═════ EXTRACTED ENTRIES

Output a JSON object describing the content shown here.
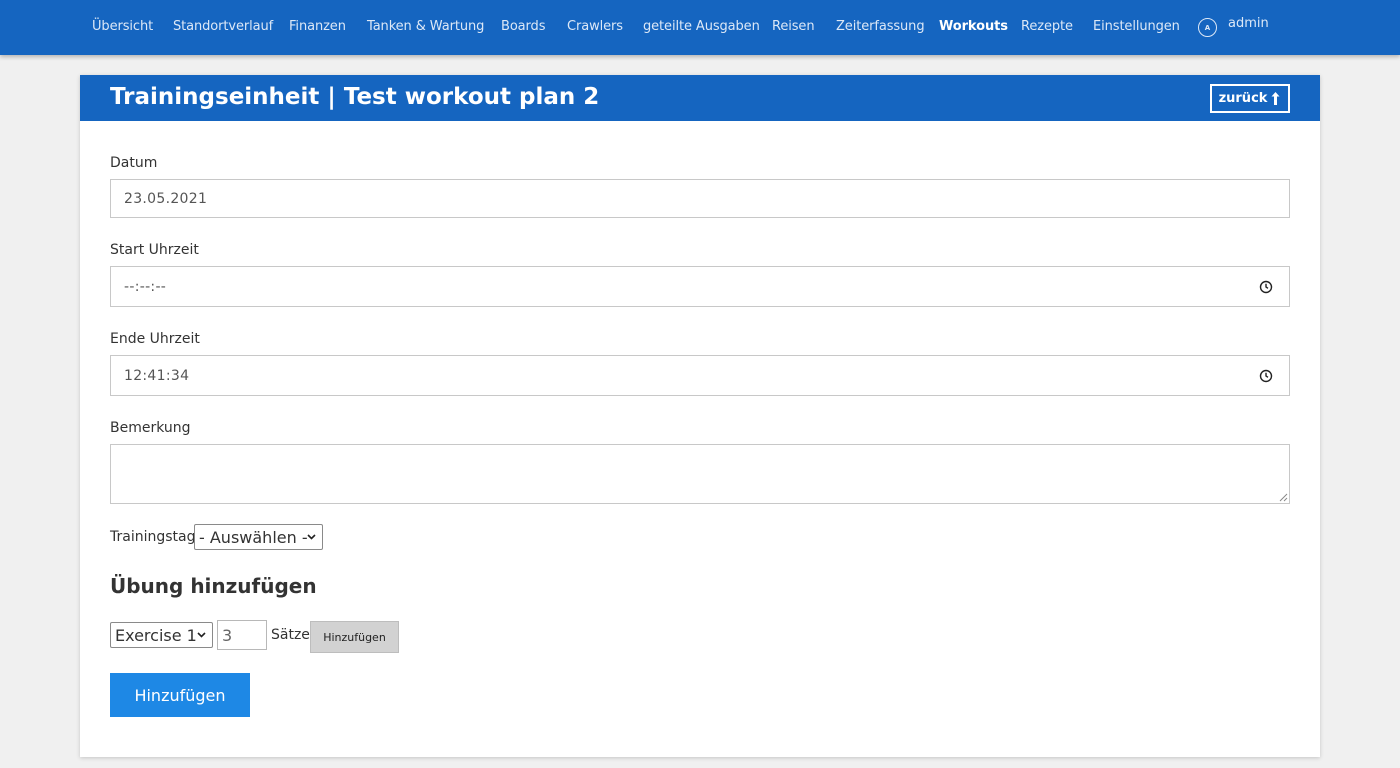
{
  "nav": {
    "items": [
      {
        "label": "Übersicht",
        "active": false
      },
      {
        "label": "Standortverlauf",
        "active": false
      },
      {
        "label": "Finanzen",
        "active": false
      },
      {
        "label": "Tanken & Wartung",
        "active": false
      },
      {
        "label": "Boards",
        "active": false
      },
      {
        "label": "Crawlers",
        "active": false
      },
      {
        "label": "geteilte Ausgaben",
        "active": false
      },
      {
        "label": "Reisen",
        "active": false
      },
      {
        "label": "Zeiterfassung",
        "active": false
      },
      {
        "label": "Workouts",
        "active": true
      },
      {
        "label": "Rezepte",
        "active": false
      },
      {
        "label": "Einstellungen",
        "active": false
      }
    ],
    "user": {
      "avatar_letter": "A",
      "name": "admin"
    }
  },
  "page": {
    "title": "Trainingseinheit | Test workout plan 2",
    "back_label": "zurück",
    "back_icon": "arrow-up-icon"
  },
  "form": {
    "date": {
      "label": "Datum",
      "value": "23.05.2021"
    },
    "start_time": {
      "label": "Start Uhrzeit",
      "value": "--:--:--",
      "icon": "clock-icon"
    },
    "end_time": {
      "label": "Ende Uhrzeit",
      "value": "12:41:34",
      "icon": "clock-icon"
    },
    "note": {
      "label": "Bemerkung",
      "value": ""
    },
    "training_day": {
      "label": "Trainingstag",
      "selected": "- Auswählen -"
    }
  },
  "add_exercise": {
    "heading": "Übung hinzufügen",
    "exercise_selected": "Exercise 1",
    "sets_value": "3",
    "sets_label": "Sätze",
    "add_button_label": "Hinzufügen"
  },
  "submit": {
    "label": "Hinzufügen"
  },
  "colors": {
    "nav_bg": "#1565c0",
    "header_bg": "#1565c0",
    "primary_button": "#1e88e5",
    "page_bg": "#f0f0f0"
  }
}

══════════

### YOUR OBJECTIVE:
Your task is to transcribe all of the records precisely, with no images included.

### ANSWER TO THIS EXERCISE:
Output a JSON object describing the content shown here.
{
  "nav": {
    "items": [
      {
        "label": "Übersicht",
        "active": false
      },
      {
        "label": "Standortverlauf",
        "active": false
      },
      {
        "label": "Finanzen",
        "active": false
      },
      {
        "label": "Tanken & Wartung",
        "active": false
      },
      {
        "label": "Boards",
        "active": false
      },
      {
        "label": "Crawlers",
        "active": false
      },
      {
        "label": "geteilte Ausgaben",
        "active": false
      },
      {
        "label": "Reisen",
        "active": false
      },
      {
        "label": "Zeiterfassung",
        "active": false
      },
      {
        "label": "Workouts",
        "active": true
      },
      {
        "label": "Rezepte",
        "active": false
      },
      {
        "label": "Einstellungen",
        "active": false
      }
    ],
    "user": {
      "avatar_letter": "A",
      "name": "admin"
    }
  },
  "page": {
    "title": "Trainingseinheit | Test workout plan 2",
    "back_label": "zurück",
    "back_icon": "arrow-up-icon"
  },
  "form": {
    "date": {
      "label": "Datum",
      "value": "23.05.2021"
    },
    "start_time": {
      "label": "Start Uhrzeit",
      "value": "--:--:--",
      "icon": "clock-icon"
    },
    "end_time": {
      "label": "Ende Uhrzeit",
      "value": "12:41:34",
      "icon": "clock-icon"
    },
    "note": {
      "label": "Bemerkung",
      "value": ""
    },
    "training_day": {
      "label": "Trainingstag",
      "selected": "- Auswählen -"
    }
  },
  "add_exercise": {
    "heading": "Übung hinzufügen",
    "exercise_selected": "Exercise 1",
    "sets_value": "3",
    "sets_label": "Sätze",
    "add_button_label": "Hinzufügen"
  },
  "submit": {
    "label": "Hinzufügen"
  },
  "colors": {
    "nav_bg": "#1565c0",
    "header_bg": "#1565c0",
    "primary_button": "#1e88e5",
    "page_bg": "#f0f0f0"
  }
}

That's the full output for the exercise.